Written instruction = Can you retype every record below exactly as written?

(A run of records)
::::::

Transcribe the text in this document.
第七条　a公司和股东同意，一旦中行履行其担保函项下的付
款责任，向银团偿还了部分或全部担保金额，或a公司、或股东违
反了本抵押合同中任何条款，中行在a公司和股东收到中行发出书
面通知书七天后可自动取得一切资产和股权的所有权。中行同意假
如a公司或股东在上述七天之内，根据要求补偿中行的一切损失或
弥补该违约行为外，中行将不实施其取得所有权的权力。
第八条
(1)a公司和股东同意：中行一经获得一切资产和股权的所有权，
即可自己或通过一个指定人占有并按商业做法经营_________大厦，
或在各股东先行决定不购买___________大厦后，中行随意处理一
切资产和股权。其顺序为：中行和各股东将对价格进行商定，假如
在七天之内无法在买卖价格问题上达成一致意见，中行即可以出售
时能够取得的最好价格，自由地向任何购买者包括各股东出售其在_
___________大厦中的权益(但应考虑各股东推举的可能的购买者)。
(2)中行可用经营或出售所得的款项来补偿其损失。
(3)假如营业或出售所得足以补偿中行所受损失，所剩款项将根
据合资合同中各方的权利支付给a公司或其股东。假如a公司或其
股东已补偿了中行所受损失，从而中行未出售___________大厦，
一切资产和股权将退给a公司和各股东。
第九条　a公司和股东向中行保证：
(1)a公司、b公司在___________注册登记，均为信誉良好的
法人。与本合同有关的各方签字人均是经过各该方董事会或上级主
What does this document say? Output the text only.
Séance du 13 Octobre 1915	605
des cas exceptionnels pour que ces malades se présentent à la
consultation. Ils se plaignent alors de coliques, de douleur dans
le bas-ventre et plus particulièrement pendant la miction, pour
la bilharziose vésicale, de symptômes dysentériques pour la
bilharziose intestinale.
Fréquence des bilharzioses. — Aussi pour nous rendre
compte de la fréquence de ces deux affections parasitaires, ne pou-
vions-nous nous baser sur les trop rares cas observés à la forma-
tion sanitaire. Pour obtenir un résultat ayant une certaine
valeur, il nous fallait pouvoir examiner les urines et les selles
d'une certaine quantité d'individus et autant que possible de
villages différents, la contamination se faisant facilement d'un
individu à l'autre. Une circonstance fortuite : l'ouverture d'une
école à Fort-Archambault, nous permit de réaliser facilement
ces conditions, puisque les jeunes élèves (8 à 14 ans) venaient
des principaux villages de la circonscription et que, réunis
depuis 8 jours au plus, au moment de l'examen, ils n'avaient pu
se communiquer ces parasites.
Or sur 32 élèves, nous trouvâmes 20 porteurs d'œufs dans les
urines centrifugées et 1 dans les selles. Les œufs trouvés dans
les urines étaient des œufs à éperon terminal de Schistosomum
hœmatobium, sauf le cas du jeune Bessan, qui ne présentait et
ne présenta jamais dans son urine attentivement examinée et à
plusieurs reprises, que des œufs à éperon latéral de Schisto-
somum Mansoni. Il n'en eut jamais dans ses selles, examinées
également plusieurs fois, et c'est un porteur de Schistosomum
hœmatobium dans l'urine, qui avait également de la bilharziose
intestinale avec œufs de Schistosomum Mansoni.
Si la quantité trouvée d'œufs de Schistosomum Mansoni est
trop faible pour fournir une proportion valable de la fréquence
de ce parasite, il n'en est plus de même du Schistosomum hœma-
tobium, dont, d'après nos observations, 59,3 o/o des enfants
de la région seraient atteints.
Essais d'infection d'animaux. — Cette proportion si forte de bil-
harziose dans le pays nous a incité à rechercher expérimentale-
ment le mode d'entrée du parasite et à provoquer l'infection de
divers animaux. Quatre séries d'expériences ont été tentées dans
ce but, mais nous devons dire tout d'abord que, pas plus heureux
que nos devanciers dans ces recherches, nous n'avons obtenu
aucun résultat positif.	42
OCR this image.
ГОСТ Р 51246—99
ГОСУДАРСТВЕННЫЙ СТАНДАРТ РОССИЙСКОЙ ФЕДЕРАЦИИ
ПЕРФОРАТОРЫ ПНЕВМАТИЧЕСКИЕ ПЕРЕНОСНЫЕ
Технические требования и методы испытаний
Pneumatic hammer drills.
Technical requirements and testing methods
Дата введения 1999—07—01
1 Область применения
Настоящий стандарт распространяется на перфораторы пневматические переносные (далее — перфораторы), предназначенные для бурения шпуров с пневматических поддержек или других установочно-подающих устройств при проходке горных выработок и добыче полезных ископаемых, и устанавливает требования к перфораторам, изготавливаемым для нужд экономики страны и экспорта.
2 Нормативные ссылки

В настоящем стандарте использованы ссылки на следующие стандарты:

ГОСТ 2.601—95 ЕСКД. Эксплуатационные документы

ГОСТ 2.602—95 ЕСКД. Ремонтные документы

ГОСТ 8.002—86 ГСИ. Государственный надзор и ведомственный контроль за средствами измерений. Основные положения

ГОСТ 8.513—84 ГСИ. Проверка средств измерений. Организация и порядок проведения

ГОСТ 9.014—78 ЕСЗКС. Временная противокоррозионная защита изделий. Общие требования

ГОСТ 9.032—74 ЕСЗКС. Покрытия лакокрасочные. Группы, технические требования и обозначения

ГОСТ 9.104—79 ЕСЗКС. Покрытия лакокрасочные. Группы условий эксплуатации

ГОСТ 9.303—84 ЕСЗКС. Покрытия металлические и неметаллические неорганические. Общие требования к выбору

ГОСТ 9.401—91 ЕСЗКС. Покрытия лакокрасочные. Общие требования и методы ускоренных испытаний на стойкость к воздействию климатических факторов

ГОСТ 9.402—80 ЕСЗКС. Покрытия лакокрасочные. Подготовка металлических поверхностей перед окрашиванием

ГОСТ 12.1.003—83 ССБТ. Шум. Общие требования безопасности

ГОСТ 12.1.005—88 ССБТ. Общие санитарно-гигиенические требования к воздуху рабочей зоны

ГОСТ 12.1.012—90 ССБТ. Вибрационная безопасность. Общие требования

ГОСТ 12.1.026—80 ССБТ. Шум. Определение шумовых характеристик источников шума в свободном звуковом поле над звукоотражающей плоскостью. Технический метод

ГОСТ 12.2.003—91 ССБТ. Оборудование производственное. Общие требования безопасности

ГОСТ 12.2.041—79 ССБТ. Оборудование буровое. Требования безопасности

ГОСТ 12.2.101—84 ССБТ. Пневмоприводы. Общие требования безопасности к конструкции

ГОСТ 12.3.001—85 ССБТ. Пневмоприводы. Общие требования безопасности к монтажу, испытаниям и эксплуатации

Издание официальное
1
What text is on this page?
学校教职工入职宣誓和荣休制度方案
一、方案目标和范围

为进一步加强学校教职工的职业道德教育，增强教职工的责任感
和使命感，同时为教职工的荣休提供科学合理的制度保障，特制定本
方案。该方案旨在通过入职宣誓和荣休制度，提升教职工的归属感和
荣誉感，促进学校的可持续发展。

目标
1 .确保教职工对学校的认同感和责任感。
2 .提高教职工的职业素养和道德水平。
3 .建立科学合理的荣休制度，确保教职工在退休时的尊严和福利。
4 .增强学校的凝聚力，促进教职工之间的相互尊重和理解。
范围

::::::

Solution to the exercise =
Transcribe the text in this document.
第七条　a公司和股东同意，一旦中行履行其担保函项下的付
款责任，向银团偿还了部分或全部担保金额，或a公司、或股东违
反了本抵押合同中任何条款，中行在a公司和股东收到中行发出书
面通知书七天后可自动取得一切资产和股权的所有权。中行同意假
如a公司或股东在上述七天之内，根据要求补偿中行的一切损失或
弥补该违约行为外，中行将不实施其取得所有权的权力。
第八条
(1)a公司和股东同意：中行一经获得一切资产和股权的所有权，
即可自己或通过一个指定人占有并按商业做法经营_________大厦，
或在各股东先行决定不购买___________大厦后，中行随意处理一
切资产和股权。其顺序为：中行和各股东将对价格进行商定，假如
在七天之内无法在买卖价格问题上达成一致意见，中行即可以出售
时能够取得的最好价格，自由地向任何购买者包括各股东出售其在_
___________大厦中的权益(但应考虑各股东推举的可能的购买者)。
(2)中行可用经营或出售所得的款项来补偿其损失。
(3)假如营业或出售所得足以补偿中行所受损失，所剩款项将根
据合资合同中各方的权利支付给a公司或其股东。假如a公司或其
股东已补偿了中行所受损失，从而中行未出售___________大厦，
一切资产和股权将退给a公司和各股东。
第九条　a公司和股东向中行保证：
(1)a公司、b公司在___________注册登记，均为信誉良好的
法人。与本合同有关的各方签字人均是经过各该方董事会或上级主
What does this document say? Output the text only.
Séance du 13 Octobre 1915	605
des cas exceptionnels pour que ces malades se présentent à la
consultation. Ils se plaignent alors de coliques, de douleur dans
le bas-ventre et plus particulièrement pendant la miction, pour
la bilharziose vésicale, de symptômes dysentériques pour la
bilharziose intestinale.
Fréquence des bilharzioses. — Aussi pour nous rendre
compte de la fréquence de ces deux affections parasitaires, ne pou-
vions-nous nous baser sur les trop rares cas observés à la forma-
tion sanitaire. Pour obtenir un résultat ayant une certaine
valeur, il nous fallait pouvoir examiner les urines et les selles
d'une certaine quantité d'individus et autant que possible de
villages différents, la contamination se faisant facilement d'un
individu à l'autre. Une circonstance fortuite : l'ouverture d'une
école à Fort-Archambault, nous permit de réaliser facilement
ces conditions, puisque les jeunes élèves (8 à 14 ans) venaient
des principaux villages de la circonscription et que, réunis
depuis 8 jours au plus, au moment de l'examen, ils n'avaient pu
se communiquer ces parasites.
Or sur 32 élèves, nous trouvâmes 20 porteurs d'œufs dans les
urines centrifugées et 1 dans les selles. Les œufs trouvés dans
les urines étaient des œufs à éperon terminal de Schistosomum
hœmatobium, sauf le cas du jeune Bessan, qui ne présentait et
ne présenta jamais dans son urine attentivement examinée et à
plusieurs reprises, que des œufs à éperon latéral de Schisto-
somum Mansoni. Il n'en eut jamais dans ses selles, examinées
également plusieurs fois, et c'est un porteur de Schistosomum
hœmatobium dans l'urine, qui avait également de la bilharziose
intestinale avec œufs de Schistosomum Mansoni.
Si la quantité trouvée d'œufs de Schistosomum Mansoni est
trop faible pour fournir une proportion valable de la fréquence
de ce parasite, il n'en est plus de même du Schistosomum hœma-
tobium, dont, d'après nos observations, 59,3 o/o des enfants
de la région seraient atteints.
Essais d'infection d'animaux. — Cette proportion si forte de bil-
harziose dans le pays nous a incité à rechercher expérimentale-
ment le mode d'entrée du parasite et à provoquer l'infection de
divers animaux. Quatre séries d'expériences ont été tentées dans
ce but, mais nous devons dire tout d'abord que, pas plus heureux
que nos devanciers dans ces recherches, nous n'avons obtenu
aucun résultat positif.	42
OCR this image.
ГОСТ Р 51246—99
ГОСУДАРСТВЕННЫЙ СТАНДАРТ РОССИЙСКОЙ ФЕДЕРАЦИИ
ПЕРФОРАТОРЫ ПНЕВМАТИЧЕСКИЕ ПЕРЕНОСНЫЕ
Технические требования и методы испытаний
Pneumatic hammer drills.
Technical requirements and testing methods
Дата введения 1999—07—01
1 Область применения
Настоящий стандарт распространяется на перфораторы пневматические переносные (далее — перфораторы), предназначенные для бурения шпуров с пневматических поддержек или других установочно-подающих устройств при проходке горных выработок и добыче полезных ископаемых, и устанавливает требования к перфораторам, изготавливаемым для нужд экономики страны и экспорта.
2 Нормативные ссылки

В настоящем стандарте использованы ссылки на следующие стандарты:

ГОСТ 2.601—95 ЕСКД. Эксплуатационные документы

ГОСТ 2.602—95 ЕСКД. Ремонтные документы

ГОСТ 8.002—86 ГСИ. Государственный надзор и ведомственный контроль за средствами измерений. Основные положения

ГОСТ 8.513—84 ГСИ. Проверка средств измерений. Организация и порядок проведения

ГОСТ 9.014—78 ЕСЗКС. Временная противокоррозионная защита изделий. Общие требования

ГОСТ 9.032—74 ЕСЗКС. Покрытия лакокрасочные. Группы, технические требования и обозначения

ГОСТ 9.104—79 ЕСЗКС. Покрытия лакокрасочные. Группы условий эксплуатации

ГОСТ 9.303—84 ЕСЗКС. Покрытия металлические и неметаллические неорганические. Общие требования к выбору

ГОСТ 9.401—91 ЕСЗКС. Покрытия лакокрасочные. Общие требования и методы ускоренных испытаний на стойкость к воздействию климатических факторов

ГОСТ 9.402—80 ЕСЗКС. Покрытия лакокрасочные. Подготовка металлических поверхностей перед окрашиванием

ГОСТ 12.1.003—83 ССБТ. Шум. Общие требования безопасности

ГОСТ 12.1.005—88 ССБТ. Общие санитарно-гигиенические требования к воздуху рабочей зоны

ГОСТ 12.1.012—90 ССБТ. Вибрационная безопасность. Общие требования

ГОСТ 12.1.026—80 ССБТ. Шум. Определение шумовых характеристик источников шума в свободном звуковом поле над звукоотражающей плоскостью. Технический метод

ГОСТ 12.2.003—91 ССБТ. Оборудование производственное. Общие требования безопасности

ГОСТ 12.2.041—79 ССБТ. Оборудование буровое. Требования безопасности

ГОСТ 12.2.101—84 ССБТ. Пневмоприводы. Общие требования безопасности к конструкции

ГОСТ 12.3.001—85 ССБТ. Пневмоприводы. Общие требования безопасности к монтажу, испытаниям и эксплуатации

Издание официальное
1
What text is on this page?
学校教职工入职宣誓和荣休制度方案
一、方案目标和范围

为进一步加强学校教职工的职业道德教育，增强教职工的责任感
和使命感，同时为教职工的荣休提供科学合理的制度保障，特制定本
方案。该方案旨在通过入职宣誓和荣休制度，提升教职工的归属感和
荣誉感，促进学校的可持续发展。

目标
1 .确保教职工对学校的认同感和责任感。
2 .提高教职工的职业素养和道德水平。
3 .建立科学合理的荣休制度，确保教职工在退休时的尊严和福利。
4 .增强学校的凝聚力，促进教职工之间的相互尊重和理解。
范围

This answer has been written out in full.